[start of EXERCISE DATA]

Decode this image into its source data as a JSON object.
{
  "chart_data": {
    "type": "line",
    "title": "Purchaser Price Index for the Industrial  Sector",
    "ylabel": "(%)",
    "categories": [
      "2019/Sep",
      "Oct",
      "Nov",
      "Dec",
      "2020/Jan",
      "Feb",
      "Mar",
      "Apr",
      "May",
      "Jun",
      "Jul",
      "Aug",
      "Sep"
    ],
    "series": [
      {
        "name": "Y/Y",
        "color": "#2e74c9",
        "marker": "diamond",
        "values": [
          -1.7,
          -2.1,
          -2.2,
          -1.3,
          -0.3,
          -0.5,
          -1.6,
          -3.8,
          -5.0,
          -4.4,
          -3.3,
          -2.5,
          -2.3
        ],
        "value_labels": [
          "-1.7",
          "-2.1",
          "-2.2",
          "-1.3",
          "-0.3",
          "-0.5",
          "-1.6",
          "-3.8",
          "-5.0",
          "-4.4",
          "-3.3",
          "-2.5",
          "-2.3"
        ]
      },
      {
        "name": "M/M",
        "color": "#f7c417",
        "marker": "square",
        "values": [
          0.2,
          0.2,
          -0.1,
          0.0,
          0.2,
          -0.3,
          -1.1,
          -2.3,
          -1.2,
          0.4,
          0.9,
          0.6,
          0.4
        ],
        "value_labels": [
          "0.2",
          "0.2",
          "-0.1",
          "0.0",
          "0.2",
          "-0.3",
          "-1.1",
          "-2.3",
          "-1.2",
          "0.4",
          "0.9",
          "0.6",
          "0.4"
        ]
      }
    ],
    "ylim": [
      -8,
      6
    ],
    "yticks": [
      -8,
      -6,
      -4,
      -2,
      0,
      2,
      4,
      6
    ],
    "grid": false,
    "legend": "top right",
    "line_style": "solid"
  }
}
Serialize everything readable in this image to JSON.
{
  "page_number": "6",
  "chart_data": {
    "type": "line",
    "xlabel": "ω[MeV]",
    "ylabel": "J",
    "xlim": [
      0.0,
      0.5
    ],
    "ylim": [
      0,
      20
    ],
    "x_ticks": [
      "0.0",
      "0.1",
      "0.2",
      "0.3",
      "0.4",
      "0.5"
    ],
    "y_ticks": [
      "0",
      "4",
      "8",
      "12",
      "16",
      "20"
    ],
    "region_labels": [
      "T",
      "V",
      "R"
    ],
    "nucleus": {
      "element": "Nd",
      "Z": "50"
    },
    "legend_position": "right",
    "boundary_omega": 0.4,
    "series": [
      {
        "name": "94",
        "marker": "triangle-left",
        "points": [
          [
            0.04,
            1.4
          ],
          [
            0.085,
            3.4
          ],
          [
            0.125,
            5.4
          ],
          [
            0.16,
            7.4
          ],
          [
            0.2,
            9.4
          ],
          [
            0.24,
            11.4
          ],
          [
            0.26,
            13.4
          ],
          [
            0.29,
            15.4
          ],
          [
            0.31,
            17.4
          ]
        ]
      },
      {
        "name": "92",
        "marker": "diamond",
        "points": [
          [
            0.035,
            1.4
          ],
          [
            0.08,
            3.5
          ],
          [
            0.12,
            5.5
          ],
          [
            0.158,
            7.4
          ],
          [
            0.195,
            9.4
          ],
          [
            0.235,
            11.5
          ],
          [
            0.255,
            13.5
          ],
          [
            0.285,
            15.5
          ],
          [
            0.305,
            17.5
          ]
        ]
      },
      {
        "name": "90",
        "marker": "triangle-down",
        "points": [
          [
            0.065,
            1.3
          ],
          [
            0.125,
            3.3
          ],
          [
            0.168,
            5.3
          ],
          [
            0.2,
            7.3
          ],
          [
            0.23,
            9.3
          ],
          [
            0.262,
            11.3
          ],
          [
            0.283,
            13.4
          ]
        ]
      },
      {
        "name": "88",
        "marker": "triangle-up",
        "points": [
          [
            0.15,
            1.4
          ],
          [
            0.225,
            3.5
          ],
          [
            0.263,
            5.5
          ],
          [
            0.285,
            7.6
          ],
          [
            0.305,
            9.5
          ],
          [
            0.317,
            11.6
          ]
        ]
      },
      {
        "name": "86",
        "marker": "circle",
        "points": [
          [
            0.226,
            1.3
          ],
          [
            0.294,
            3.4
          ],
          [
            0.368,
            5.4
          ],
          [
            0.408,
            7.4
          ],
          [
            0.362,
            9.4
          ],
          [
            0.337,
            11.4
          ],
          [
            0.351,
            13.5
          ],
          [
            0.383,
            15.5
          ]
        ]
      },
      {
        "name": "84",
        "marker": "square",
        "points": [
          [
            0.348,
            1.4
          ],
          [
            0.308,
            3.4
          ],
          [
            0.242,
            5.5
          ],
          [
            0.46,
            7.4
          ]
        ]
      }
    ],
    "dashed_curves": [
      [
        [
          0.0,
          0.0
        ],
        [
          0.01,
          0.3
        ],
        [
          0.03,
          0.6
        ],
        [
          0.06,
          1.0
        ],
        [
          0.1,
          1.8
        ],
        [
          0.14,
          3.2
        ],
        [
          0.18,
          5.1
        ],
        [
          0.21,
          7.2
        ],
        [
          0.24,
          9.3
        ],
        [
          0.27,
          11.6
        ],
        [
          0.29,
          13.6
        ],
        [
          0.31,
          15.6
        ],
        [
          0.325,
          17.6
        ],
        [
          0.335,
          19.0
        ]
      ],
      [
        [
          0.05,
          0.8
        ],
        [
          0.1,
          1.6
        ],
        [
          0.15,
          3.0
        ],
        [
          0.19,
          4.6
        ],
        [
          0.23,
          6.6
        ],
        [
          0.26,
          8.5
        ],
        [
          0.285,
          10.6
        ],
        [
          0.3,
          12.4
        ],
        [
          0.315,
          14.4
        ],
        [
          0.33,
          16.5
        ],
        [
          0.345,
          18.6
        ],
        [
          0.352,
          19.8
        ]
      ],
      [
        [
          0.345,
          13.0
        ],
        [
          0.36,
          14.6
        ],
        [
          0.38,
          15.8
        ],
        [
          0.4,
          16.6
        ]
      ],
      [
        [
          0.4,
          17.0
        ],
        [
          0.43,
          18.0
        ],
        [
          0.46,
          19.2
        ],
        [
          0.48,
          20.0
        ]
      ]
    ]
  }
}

[end of EXERCISE DATA]

### REQUIREMENT:
Copy every line of the records word for word.

### FULL SOLUTION:
Decode this image into its source data as a JSON object.
{
  "chart_data": {
    "type": "line",
    "title": "Purchaser Price Index for the Industrial  Sector",
    "ylabel": "(%)",
    "categories": [
      "2019/Sep",
      "Oct",
      "Nov",
      "Dec",
      "2020/Jan",
      "Feb",
      "Mar",
      "Apr",
      "May",
      "Jun",
      "Jul",
      "Aug",
      "Sep"
    ],
    "series": [
      {
        "name": "Y/Y",
        "color": "#2e74c9",
        "marker": "diamond",
        "values": [
          -1.7,
          -2.1,
          -2.2,
          -1.3,
          -0.3,
          -0.5,
          -1.6,
          -3.8,
          -5.0,
          -4.4,
          -3.3,
          -2.5,
          -2.3
        ],
        "value_labels": [
          "-1.7",
          "-2.1",
          "-2.2",
          "-1.3",
          "-0.3",
          "-0.5",
          "-1.6",
          "-3.8",
          "-5.0",
          "-4.4",
          "-3.3",
          "-2.5",
          "-2.3"
        ]
      },
      {
        "name": "M/M",
        "color": "#f7c417",
        "marker": "square",
        "values": [
          0.2,
          0.2,
          -0.1,
          0.0,
          0.2,
          -0.3,
          -1.1,
          -2.3,
          -1.2,
          0.4,
          0.9,
          0.6,
          0.4
        ],
        "value_labels": [
          "0.2",
          "0.2",
          "-0.1",
          "0.0",
          "0.2",
          "-0.3",
          "-1.1",
          "-2.3",
          "-1.2",
          "0.4",
          "0.9",
          "0.6",
          "0.4"
        ]
      }
    ],
    "ylim": [
      -8,
      6
    ],
    "yticks": [
      -8,
      -6,
      -4,
      -2,
      0,
      2,
      4,
      6
    ],
    "grid": false,
    "legend": "top right",
    "line_style": "solid"
  }
}
Serialize everything readable in this image to JSON.
{
  "page_number": "6",
  "chart_data": {
    "type": "line",
    "xlabel": "ω[MeV]",
    "ylabel": "J",
    "xlim": [
      0.0,
      0.5
    ],
    "ylim": [
      0,
      20
    ],
    "x_ticks": [
      "0.0",
      "0.1",
      "0.2",
      "0.3",
      "0.4",
      "0.5"
    ],
    "y_ticks": [
      "0",
      "4",
      "8",
      "12",
      "16",
      "20"
    ],
    "region_labels": [
      "T",
      "V",
      "R"
    ],
    "nucleus": {
      "element": "Nd",
      "Z": "50"
    },
    "legend_position": "right",
    "boundary_omega": 0.4,
    "series": [
      {
        "name": "94",
        "marker": "triangle-left",
        "points": [
          [
            0.04,
            1.4
          ],
          [
            0.085,
            3.4
          ],
          [
            0.125,
            5.4
          ],
          [
            0.16,
            7.4
          ],
          [
            0.2,
            9.4
          ],
          [
            0.24,
            11.4
          ],
          [
            0.26,
            13.4
          ],
          [
            0.29,
            15.4
          ],
          [
            0.31,
            17.4
          ]
        ]
      },
      {
        "name": "92",
        "marker": "diamond",
        "points": [
          [
            0.035,
            1.4
          ],
          [
            0.08,
            3.5
          ],
          [
            0.12,
            5.5
          ],
          [
            0.158,
            7.4
          ],
          [
            0.195,
            9.4
          ],
          [
            0.235,
            11.5
          ],
          [
            0.255,
            13.5
          ],
          [
            0.285,
            15.5
          ],
          [
            0.305,
            17.5
          ]
        ]
      },
      {
        "name": "90",
        "marker": "triangle-down",
        "points": [
          [
            0.065,
            1.3
          ],
          [
            0.125,
            3.3
          ],
          [
            0.168,
            5.3
          ],
          [
            0.2,
            7.3
          ],
          [
            0.23,
            9.3
          ],
          [
            0.262,
            11.3
          ],
          [
            0.283,
            13.4
          ]
        ]
      },
      {
        "name": "88",
        "marker": "triangle-up",
        "points": [
          [
            0.15,
            1.4
          ],
          [
            0.225,
            3.5
          ],
          [
            0.263,
            5.5
          ],
          [
            0.285,
            7.6
          ],
          [
            0.305,
            9.5
          ],
          [
            0.317,
            11.6
          ]
        ]
      },
      {
        "name": "86",
        "marker": "circle",
        "points": [
          [
            0.226,
            1.3
          ],
          [
            0.294,
            3.4
          ],
          [
            0.368,
            5.4
          ],
          [
            0.408,
            7.4
          ],
          [
            0.362,
            9.4
          ],
          [
            0.337,
            11.4
          ],
          [
            0.351,
            13.5
          ],
          [
            0.383,
            15.5
          ]
        ]
      },
      {
        "name": "84",
        "marker": "square",
        "points": [
          [
            0.348,
            1.4
          ],
          [
            0.308,
            3.4
          ],
          [
            0.242,
            5.5
          ],
          [
            0.46,
            7.4
          ]
        ]
      }
    ],
    "dashed_curves": [
      [
        [
          0.0,
          0.0
        ],
        [
          0.01,
          0.3
        ],
        [
          0.03,
          0.6
        ],
        [
          0.06,
          1.0
        ],
        [
          0.1,
          1.8
        ],
        [
          0.14,
          3.2
        ],
        [
          0.18,
          5.1
        ],
        [
          0.21,
          7.2
        ],
        [
          0.24,
          9.3
        ],
        [
          0.27,
          11.6
        ],
        [
          0.29,
          13.6
        ],
        [
          0.31,
          15.6
        ],
        [
          0.325,
          17.6
        ],
        [
          0.335,
          19.0
        ]
      ],
      [
        [
          0.05,
          0.8
        ],
        [
          0.1,
          1.6
        ],
        [
          0.15,
          3.0
        ],
        [
          0.19,
          4.6
        ],
        [
          0.23,
          6.6
        ],
        [
          0.26,
          8.5
        ],
        [
          0.285,
          10.6
        ],
        [
          0.3,
          12.4
        ],
        [
          0.315,
          14.4
        ],
        [
          0.33,
          16.5
        ],
        [
          0.345,
          18.6
        ],
        [
          0.352,
          19.8
        ]
      ],
      [
        [
          0.345,
          13.0
        ],
        [
          0.36,
          14.6
        ],
        [
          0.38,
          15.8
        ],
        [
          0.4,
          16.6
        ]
      ],
      [
        [
          0.4,
          17.0
        ],
        [
          0.43,
          18.0
        ],
        [
          0.46,
          19.2
        ],
        [
          0.48,
          20.0
        ]
      ]
    ]
  }
}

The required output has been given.